### [Stated goal]
Write out every entry exactly as it stands.

### [Material for the task]
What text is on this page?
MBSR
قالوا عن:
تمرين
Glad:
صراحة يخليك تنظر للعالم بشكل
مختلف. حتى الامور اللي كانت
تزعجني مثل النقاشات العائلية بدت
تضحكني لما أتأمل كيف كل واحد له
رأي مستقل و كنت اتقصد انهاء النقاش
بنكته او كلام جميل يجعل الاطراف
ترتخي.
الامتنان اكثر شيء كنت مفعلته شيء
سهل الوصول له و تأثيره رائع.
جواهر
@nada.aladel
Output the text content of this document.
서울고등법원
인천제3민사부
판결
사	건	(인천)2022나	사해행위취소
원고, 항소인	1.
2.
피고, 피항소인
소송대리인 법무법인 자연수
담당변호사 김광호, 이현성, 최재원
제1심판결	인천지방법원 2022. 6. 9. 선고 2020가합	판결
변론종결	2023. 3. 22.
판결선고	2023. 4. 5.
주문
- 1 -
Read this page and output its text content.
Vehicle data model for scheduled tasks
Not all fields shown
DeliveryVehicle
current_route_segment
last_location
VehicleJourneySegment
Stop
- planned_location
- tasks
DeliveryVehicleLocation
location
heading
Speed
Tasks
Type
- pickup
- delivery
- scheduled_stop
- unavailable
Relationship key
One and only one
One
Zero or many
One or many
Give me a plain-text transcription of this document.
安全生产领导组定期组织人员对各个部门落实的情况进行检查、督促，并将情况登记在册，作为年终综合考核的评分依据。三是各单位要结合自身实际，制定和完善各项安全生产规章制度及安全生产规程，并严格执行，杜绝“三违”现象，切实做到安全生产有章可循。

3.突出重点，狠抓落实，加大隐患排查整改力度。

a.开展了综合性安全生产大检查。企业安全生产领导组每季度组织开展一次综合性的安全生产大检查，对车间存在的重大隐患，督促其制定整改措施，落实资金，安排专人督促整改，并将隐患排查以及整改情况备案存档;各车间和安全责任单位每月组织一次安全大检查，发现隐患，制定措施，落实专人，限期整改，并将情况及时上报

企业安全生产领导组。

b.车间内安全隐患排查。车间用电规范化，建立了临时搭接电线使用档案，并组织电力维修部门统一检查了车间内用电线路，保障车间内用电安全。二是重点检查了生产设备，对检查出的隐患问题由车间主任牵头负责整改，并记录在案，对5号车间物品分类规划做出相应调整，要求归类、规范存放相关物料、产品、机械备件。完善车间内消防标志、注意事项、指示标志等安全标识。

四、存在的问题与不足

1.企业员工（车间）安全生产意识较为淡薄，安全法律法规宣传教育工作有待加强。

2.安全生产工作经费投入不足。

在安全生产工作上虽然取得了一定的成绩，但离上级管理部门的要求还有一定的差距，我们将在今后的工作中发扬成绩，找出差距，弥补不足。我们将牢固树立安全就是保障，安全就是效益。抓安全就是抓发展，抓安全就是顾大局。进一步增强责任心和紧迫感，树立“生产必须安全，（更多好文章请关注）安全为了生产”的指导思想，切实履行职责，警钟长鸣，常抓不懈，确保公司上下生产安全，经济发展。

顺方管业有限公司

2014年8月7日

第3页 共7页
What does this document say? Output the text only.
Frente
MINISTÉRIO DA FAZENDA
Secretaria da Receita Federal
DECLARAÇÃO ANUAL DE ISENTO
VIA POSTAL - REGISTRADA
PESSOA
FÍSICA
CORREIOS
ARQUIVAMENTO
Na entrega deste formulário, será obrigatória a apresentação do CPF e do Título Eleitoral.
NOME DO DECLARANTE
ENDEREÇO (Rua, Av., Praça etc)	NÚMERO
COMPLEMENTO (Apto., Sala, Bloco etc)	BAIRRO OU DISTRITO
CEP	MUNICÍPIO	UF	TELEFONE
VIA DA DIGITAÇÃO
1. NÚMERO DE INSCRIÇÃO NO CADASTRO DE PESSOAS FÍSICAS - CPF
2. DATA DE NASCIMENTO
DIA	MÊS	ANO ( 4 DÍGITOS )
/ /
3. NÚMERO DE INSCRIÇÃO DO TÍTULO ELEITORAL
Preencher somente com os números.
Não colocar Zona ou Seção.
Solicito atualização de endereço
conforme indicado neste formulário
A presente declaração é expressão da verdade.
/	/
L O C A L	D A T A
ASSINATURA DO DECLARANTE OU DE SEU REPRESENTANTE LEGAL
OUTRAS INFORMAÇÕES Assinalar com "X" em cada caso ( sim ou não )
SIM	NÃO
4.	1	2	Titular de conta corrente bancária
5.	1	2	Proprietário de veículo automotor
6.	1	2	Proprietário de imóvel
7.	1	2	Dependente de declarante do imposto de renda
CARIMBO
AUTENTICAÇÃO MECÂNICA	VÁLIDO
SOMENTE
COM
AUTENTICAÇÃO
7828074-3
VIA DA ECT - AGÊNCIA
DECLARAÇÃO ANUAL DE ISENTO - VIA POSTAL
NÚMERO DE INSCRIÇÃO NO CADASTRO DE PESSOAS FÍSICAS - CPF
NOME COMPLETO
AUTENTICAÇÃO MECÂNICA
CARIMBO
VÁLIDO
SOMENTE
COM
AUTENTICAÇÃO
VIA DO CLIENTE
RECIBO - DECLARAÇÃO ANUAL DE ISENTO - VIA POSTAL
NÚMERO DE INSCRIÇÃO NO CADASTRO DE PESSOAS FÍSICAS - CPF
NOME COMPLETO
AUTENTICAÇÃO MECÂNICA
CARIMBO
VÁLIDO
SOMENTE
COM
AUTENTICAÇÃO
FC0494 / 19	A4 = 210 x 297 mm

### [Result below]
What text is on this page?
MBSR
قالوا عن:
تمرين
Glad:
صراحة يخليك تنظر للعالم بشكل
مختلف. حتى الامور اللي كانت
تزعجني مثل النقاشات العائلية بدت
تضحكني لما أتأمل كيف كل واحد له
رأي مستقل و كنت اتقصد انهاء النقاش
بنكته او كلام جميل يجعل الاطراف
ترتخي.
الامتنان اكثر شيء كنت مفعلته شيء
سهل الوصول له و تأثيره رائع.
جواهر
@nada.aladel
Output the text content of this document.
서울고등법원
인천제3민사부
판결
사	건	(인천)2022나	사해행위취소
원고, 항소인	1.
2.
피고, 피항소인
소송대리인 법무법인 자연수
담당변호사 김광호, 이현성, 최재원
제1심판결	인천지방법원 2022. 6. 9. 선고 2020가합	판결
변론종결	2023. 3. 22.
판결선고	2023. 4. 5.
주문
- 1 -
Read this page and output its text content.
Vehicle data model for scheduled tasks
Not all fields shown
DeliveryVehicle
current_route_segment
last_location
VehicleJourneySegment
Stop
- planned_location
- tasks
DeliveryVehicleLocation
location
heading
Speed
Tasks
Type
- pickup
- delivery
- scheduled_stop
- unavailable
Relationship key
One and only one
One
Zero or many
One or many
Give me a plain-text transcription of this document.
安全生产领导组定期组织人员对各个部门落实的情况进行检查、督促，并将情况登记在册，作为年终综合考核的评分依据。三是各单位要结合自身实际，制定和完善各项安全生产规章制度及安全生产规程，并严格执行，杜绝“三违”现象，切实做到安全生产有章可循。

3.突出重点，狠抓落实，加大隐患排查整改力度。

a.开展了综合性安全生产大检查。企业安全生产领导组每季度组织开展一次综合性的安全生产大检查，对车间存在的重大隐患，督促其制定整改措施，落实资金，安排专人督促整改，并将隐患排查以及整改情况备案存档;各车间和安全责任单位每月组织一次安全大检查，发现隐患，制定措施，落实专人，限期整改，并将情况及时上报

企业安全生产领导组。

b.车间内安全隐患排查。车间用电规范化，建立了临时搭接电线使用档案，并组织电力维修部门统一检查了车间内用电线路，保障车间内用电安全。二是重点检查了生产设备，对检查出的隐患问题由车间主任牵头负责整改，并记录在案，对5号车间物品分类规划做出相应调整，要求归类、规范存放相关物料、产品、机械备件。完善车间内消防标志、注意事项、指示标志等安全标识。

四、存在的问题与不足

1.企业员工（车间）安全生产意识较为淡薄，安全法律法规宣传教育工作有待加强。

2.安全生产工作经费投入不足。

在安全生产工作上虽然取得了一定的成绩，但离上级管理部门的要求还有一定的差距，我们将在今后的工作中发扬成绩，找出差距，弥补不足。我们将牢固树立安全就是保障，安全就是效益。抓安全就是抓发展，抓安全就是顾大局。进一步增强责任心和紧迫感，树立“生产必须安全，（更多好文章请关注）安全为了生产”的指导思想，切实履行职责，警钟长鸣，常抓不懈，确保公司上下生产安全，经济发展。

顺方管业有限公司

2014年8月7日

第3页 共7页
What does this document say? Output the text only.
Frente
MINISTÉRIO DA FAZENDA
Secretaria da Receita Federal
DECLARAÇÃO ANUAL DE ISENTO
VIA POSTAL - REGISTRADA
PESSOA
FÍSICA
CORREIOS
ARQUIVAMENTO
Na entrega deste formulário, será obrigatória a apresentação do CPF e do Título Eleitoral.
NOME DO DECLARANTE
ENDEREÇO (Rua, Av., Praça etc)	NÚMERO
COMPLEMENTO (Apto., Sala, Bloco etc)	BAIRRO OU DISTRITO
CEP	MUNICÍPIO	UF	TELEFONE
VIA DA DIGITAÇÃO
1. NÚMERO DE INSCRIÇÃO NO CADASTRO DE PESSOAS FÍSICAS - CPF
2. DATA DE NASCIMENTO
DIA	MÊS	ANO ( 4 DÍGITOS )
/ /
3. NÚMERO DE INSCRIÇÃO DO TÍTULO ELEITORAL
Preencher somente com os números.
Não colocar Zona ou Seção.
Solicito atualização de endereço
conforme indicado neste formulário
A presente declaração é expressão da verdade.
/	/
L O C A L	D A T A
ASSINATURA DO DECLARANTE OU DE SEU REPRESENTANTE LEGAL
OUTRAS INFORMAÇÕES Assinalar com "X" em cada caso ( sim ou não )
SIM	NÃO
4.	1	2	Titular de conta corrente bancária
5.	1	2	Proprietário de veículo automotor
6.	1	2	Proprietário de imóvel
7.	1	2	Dependente de declarante do imposto de renda
CARIMBO
AUTENTICAÇÃO MECÂNICA	VÁLIDO
SOMENTE
COM
AUTENTICAÇÃO
7828074-3
VIA DA ECT - AGÊNCIA
DECLARAÇÃO ANUAL DE ISENTO - VIA POSTAL
NÚMERO DE INSCRIÇÃO NO CADASTRO DE PESSOAS FÍSICAS - CPF
NOME COMPLETO
AUTENTICAÇÃO MECÂNICA
CARIMBO
VÁLIDO
SOMENTE
COM
AUTENTICAÇÃO
VIA DO CLIENTE
RECIBO - DECLARAÇÃO ANUAL DE ISENTO - VIA POSTAL
NÚMERO DE INSCRIÇÃO NO CADASTRO DE PESSOAS FÍSICAS - CPF
NOME COMPLETO
AUTENTICAÇÃO MECÂNICA
CARIMBO
VÁLIDO
SOMENTE
COM
AUTENTICAÇÃO
FC0494 / 19	A4 = 210 x 297 mm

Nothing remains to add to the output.